In the listing below, pick out lines with "speech".

-- Data supplied start --

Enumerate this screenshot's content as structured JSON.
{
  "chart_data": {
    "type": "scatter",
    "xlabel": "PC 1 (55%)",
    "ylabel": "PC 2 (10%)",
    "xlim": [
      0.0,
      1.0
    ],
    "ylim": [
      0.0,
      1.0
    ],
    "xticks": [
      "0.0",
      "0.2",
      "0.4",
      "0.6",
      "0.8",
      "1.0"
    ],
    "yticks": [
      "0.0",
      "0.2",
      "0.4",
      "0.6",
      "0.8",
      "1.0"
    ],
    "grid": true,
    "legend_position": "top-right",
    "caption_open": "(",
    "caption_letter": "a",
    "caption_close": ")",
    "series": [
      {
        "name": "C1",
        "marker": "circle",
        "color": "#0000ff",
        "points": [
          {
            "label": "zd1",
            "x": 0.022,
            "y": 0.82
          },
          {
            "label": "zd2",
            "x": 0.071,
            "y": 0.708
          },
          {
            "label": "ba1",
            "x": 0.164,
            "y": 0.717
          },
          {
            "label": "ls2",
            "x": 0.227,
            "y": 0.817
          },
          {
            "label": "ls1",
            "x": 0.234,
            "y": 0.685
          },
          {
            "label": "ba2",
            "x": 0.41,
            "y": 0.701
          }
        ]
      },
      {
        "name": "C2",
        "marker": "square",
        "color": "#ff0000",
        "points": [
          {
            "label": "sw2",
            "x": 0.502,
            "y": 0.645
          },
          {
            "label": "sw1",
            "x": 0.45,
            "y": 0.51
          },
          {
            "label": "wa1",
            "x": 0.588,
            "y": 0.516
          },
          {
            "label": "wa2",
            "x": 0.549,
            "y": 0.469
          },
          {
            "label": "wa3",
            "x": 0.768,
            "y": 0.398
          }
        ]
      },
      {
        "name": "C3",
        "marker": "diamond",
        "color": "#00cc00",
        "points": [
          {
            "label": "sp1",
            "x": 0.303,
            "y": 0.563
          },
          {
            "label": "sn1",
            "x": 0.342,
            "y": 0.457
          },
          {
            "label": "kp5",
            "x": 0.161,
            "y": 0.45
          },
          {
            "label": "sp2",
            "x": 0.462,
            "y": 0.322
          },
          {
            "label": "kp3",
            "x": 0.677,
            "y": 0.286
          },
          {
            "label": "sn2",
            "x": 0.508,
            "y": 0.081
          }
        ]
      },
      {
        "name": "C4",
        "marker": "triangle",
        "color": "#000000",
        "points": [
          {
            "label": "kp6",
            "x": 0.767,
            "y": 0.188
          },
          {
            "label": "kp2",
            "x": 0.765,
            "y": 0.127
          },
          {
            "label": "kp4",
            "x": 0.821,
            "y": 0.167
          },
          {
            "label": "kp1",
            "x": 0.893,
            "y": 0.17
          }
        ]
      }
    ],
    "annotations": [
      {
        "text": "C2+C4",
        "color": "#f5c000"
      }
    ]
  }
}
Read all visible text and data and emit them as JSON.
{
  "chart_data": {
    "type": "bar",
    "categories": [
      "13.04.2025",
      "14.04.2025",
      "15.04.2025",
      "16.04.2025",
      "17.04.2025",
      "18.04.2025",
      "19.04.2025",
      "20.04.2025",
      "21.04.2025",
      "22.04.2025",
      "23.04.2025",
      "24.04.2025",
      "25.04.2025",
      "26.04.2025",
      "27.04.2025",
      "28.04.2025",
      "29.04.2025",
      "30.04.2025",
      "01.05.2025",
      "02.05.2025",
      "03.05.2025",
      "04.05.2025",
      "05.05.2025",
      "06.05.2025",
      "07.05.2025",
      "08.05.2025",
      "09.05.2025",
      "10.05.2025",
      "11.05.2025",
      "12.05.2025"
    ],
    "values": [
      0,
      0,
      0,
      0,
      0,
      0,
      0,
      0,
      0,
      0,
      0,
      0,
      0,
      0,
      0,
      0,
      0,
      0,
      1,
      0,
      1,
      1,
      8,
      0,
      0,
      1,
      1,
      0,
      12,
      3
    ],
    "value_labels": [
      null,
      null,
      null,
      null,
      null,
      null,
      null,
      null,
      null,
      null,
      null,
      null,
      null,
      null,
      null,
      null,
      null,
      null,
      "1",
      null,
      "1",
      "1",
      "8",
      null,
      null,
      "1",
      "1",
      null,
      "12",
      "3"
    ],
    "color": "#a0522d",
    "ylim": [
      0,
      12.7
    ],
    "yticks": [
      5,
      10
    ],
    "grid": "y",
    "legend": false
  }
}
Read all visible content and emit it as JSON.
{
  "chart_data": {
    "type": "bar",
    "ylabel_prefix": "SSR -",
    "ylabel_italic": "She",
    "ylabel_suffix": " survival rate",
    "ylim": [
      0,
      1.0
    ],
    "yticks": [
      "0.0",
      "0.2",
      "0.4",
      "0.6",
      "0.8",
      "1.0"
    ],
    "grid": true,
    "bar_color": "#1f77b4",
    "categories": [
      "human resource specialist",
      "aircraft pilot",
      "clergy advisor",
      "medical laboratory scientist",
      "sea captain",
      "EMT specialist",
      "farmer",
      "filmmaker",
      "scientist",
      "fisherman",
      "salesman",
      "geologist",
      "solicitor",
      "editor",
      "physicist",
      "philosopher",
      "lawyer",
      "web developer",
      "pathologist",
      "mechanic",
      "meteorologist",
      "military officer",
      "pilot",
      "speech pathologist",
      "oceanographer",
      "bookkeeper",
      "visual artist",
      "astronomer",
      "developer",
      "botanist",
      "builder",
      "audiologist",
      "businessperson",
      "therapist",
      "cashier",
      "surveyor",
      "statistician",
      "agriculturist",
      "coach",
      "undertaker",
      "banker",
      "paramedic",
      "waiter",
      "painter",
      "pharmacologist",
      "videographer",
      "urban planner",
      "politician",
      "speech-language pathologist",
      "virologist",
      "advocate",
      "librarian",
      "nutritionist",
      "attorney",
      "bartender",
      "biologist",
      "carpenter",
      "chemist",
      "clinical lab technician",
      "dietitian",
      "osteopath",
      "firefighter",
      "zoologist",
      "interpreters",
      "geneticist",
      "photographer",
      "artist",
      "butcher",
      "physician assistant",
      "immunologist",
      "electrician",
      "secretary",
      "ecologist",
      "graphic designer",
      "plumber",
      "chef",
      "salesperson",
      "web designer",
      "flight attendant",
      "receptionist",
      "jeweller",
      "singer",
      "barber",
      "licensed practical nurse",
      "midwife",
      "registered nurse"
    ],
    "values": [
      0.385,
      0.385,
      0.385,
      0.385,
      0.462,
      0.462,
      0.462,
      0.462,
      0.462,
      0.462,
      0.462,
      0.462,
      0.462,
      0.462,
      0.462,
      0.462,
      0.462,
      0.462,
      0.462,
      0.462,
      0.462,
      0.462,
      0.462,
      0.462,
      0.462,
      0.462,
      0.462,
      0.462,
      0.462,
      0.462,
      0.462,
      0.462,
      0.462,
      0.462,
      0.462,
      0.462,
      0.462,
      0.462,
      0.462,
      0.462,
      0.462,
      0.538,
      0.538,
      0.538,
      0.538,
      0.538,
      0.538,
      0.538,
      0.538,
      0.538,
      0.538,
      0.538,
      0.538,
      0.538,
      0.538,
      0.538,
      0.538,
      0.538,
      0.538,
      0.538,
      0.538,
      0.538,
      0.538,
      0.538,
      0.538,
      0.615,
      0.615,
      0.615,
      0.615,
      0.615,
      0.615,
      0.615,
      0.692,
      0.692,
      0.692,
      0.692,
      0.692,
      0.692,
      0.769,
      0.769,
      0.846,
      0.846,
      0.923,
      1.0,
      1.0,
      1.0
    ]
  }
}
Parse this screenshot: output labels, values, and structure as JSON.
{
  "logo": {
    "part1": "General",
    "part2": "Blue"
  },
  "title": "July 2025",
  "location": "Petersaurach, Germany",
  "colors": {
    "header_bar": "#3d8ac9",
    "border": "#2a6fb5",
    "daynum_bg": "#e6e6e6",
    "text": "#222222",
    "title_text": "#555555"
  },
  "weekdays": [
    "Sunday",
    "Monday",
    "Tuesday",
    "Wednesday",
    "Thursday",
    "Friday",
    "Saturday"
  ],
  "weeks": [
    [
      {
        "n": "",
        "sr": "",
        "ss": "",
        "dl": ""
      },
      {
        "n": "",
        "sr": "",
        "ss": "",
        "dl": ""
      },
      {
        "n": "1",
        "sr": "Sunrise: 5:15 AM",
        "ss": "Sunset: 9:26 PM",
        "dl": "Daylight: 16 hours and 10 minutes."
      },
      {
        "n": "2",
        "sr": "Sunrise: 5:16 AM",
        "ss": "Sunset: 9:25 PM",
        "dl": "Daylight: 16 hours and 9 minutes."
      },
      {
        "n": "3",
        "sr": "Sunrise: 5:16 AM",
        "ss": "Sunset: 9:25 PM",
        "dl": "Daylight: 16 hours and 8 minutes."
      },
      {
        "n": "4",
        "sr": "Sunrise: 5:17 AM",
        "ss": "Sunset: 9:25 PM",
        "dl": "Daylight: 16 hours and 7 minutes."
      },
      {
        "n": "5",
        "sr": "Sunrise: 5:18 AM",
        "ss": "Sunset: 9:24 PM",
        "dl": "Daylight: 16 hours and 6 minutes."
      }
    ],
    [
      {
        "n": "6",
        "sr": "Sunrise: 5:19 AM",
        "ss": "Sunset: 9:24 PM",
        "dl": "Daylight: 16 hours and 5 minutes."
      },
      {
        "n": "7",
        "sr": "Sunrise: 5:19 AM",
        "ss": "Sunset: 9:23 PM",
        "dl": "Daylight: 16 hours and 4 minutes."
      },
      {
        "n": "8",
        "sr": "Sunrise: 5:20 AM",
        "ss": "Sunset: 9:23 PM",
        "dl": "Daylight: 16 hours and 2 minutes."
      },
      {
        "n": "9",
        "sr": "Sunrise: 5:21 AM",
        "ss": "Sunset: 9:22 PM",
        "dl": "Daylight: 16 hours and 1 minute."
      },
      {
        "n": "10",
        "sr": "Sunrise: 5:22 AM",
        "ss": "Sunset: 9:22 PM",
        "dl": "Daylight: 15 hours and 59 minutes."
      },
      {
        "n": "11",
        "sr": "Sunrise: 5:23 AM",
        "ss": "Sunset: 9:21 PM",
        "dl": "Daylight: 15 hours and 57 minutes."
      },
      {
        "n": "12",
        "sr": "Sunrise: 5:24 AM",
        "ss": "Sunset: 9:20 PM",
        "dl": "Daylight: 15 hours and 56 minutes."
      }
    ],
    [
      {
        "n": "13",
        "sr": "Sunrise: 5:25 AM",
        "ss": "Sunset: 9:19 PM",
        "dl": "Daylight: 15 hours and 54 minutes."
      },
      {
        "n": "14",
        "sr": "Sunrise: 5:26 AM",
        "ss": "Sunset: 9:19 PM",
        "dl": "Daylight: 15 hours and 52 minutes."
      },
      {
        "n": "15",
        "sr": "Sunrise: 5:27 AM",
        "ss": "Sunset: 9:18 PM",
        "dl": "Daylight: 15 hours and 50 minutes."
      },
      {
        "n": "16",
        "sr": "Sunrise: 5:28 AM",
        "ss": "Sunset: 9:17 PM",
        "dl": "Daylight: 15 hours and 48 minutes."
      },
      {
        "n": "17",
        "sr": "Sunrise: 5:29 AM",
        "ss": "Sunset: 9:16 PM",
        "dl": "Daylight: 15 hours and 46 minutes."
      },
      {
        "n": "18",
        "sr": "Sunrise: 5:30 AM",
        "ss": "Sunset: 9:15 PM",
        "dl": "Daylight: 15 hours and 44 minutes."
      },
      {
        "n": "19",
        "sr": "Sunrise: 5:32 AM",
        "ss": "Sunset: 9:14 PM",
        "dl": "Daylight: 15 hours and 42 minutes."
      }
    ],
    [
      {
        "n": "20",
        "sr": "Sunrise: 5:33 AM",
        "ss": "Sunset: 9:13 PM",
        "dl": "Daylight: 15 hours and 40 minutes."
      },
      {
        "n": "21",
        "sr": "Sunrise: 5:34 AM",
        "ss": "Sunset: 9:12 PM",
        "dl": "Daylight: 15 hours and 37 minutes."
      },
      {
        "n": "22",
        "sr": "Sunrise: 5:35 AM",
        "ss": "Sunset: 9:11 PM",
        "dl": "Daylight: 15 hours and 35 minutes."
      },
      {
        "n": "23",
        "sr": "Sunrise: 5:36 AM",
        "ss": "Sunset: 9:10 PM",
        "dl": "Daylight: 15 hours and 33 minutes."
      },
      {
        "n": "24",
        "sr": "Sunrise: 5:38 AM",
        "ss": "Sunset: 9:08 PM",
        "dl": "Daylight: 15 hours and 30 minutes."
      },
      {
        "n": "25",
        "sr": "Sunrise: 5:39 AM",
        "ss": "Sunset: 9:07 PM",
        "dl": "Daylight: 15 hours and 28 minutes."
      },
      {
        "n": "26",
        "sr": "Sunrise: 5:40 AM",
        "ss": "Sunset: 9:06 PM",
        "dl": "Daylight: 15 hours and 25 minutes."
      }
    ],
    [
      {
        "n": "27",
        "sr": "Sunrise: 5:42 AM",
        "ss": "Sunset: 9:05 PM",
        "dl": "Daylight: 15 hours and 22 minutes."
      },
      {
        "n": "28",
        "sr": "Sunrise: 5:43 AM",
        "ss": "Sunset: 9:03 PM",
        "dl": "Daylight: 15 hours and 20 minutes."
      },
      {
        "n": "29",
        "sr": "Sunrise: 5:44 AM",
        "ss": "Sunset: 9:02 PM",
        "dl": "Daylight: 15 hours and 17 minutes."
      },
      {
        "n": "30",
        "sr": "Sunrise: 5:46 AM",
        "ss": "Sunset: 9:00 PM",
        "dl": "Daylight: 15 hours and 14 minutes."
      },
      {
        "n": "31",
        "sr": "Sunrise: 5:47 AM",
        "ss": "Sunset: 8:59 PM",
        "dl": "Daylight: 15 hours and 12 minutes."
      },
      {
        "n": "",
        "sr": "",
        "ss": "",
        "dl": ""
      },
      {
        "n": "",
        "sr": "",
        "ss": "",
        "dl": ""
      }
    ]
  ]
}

-- Data supplied end --

[Result for this task]
      "speech pathologist",
      "speech-language pathologist",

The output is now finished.